> _Supplied entries_:

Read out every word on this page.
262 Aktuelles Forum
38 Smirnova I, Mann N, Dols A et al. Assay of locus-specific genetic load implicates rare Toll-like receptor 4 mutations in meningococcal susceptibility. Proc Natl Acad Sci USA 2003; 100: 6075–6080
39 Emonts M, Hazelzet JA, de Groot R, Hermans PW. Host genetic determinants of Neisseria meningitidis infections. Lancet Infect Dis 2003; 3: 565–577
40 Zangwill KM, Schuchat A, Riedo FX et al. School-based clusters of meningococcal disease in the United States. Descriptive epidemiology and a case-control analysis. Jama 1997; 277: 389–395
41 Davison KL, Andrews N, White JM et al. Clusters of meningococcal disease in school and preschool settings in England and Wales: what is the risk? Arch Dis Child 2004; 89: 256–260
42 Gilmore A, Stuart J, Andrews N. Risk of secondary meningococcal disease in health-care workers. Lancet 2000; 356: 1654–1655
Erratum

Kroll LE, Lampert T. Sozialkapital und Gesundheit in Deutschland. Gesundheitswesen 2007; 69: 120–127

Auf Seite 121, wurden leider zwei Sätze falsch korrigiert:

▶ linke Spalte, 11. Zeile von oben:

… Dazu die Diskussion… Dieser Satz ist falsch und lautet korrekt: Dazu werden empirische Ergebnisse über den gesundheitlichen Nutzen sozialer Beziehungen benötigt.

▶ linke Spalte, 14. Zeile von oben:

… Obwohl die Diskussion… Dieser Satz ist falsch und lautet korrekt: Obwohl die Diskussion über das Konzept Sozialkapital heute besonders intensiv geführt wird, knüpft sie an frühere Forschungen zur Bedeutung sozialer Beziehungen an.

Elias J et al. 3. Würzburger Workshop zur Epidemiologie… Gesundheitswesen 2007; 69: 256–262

> _Problem to solve_: Give the entries again exactly as they stand.

> _Response_:
Read out every word on this page.
262 Aktuelles Forum
38 Smirnova I, Mann N, Dols A et al. Assay of locus-specific genetic load implicates rare Toll-like receptor 4 mutations in meningococcal susceptibility. Proc Natl Acad Sci USA 2003; 100: 6075–6080
39 Emonts M, Hazelzet JA, de Groot R, Hermans PW. Host genetic determinants of Neisseria meningitidis infections. Lancet Infect Dis 2003; 3: 565–577
40 Zangwill KM, Schuchat A, Riedo FX et al. School-based clusters of meningococcal disease in the United States. Descriptive epidemiology and a case-control analysis. Jama 1997; 277: 389–395
41 Davison KL, Andrews N, White JM et al. Clusters of meningococcal disease in school and preschool settings in England and Wales: what is the risk? Arch Dis Child 2004; 89: 256–260
42 Gilmore A, Stuart J, Andrews N. Risk of secondary meningococcal disease in health-care workers. Lancet 2000; 356: 1654–1655
Erratum

Kroll LE, Lampert T. Sozialkapital und Gesundheit in Deutschland. Gesundheitswesen 2007; 69: 120–127

Auf Seite 121, wurden leider zwei Sätze falsch korrigiert:

▶ linke Spalte, 11. Zeile von oben:

… Dazu die Diskussion… Dieser Satz ist falsch und lautet korrekt: Dazu werden empirische Ergebnisse über den gesundheitlichen Nutzen sozialer Beziehungen benötigt.

▶ linke Spalte, 14. Zeile von oben:

… Obwohl die Diskussion… Dieser Satz ist falsch und lautet korrekt: Obwohl die Diskussion über das Konzept Sozialkapital heute besonders intensiv geführt wird, knüpft sie an frühere Forschungen zur Bedeutung sozialer Beziehungen an.

Elias J et al. 3. Würzburger Workshop zur Epidemiologie… Gesundheitswesen 2007; 69: 256–262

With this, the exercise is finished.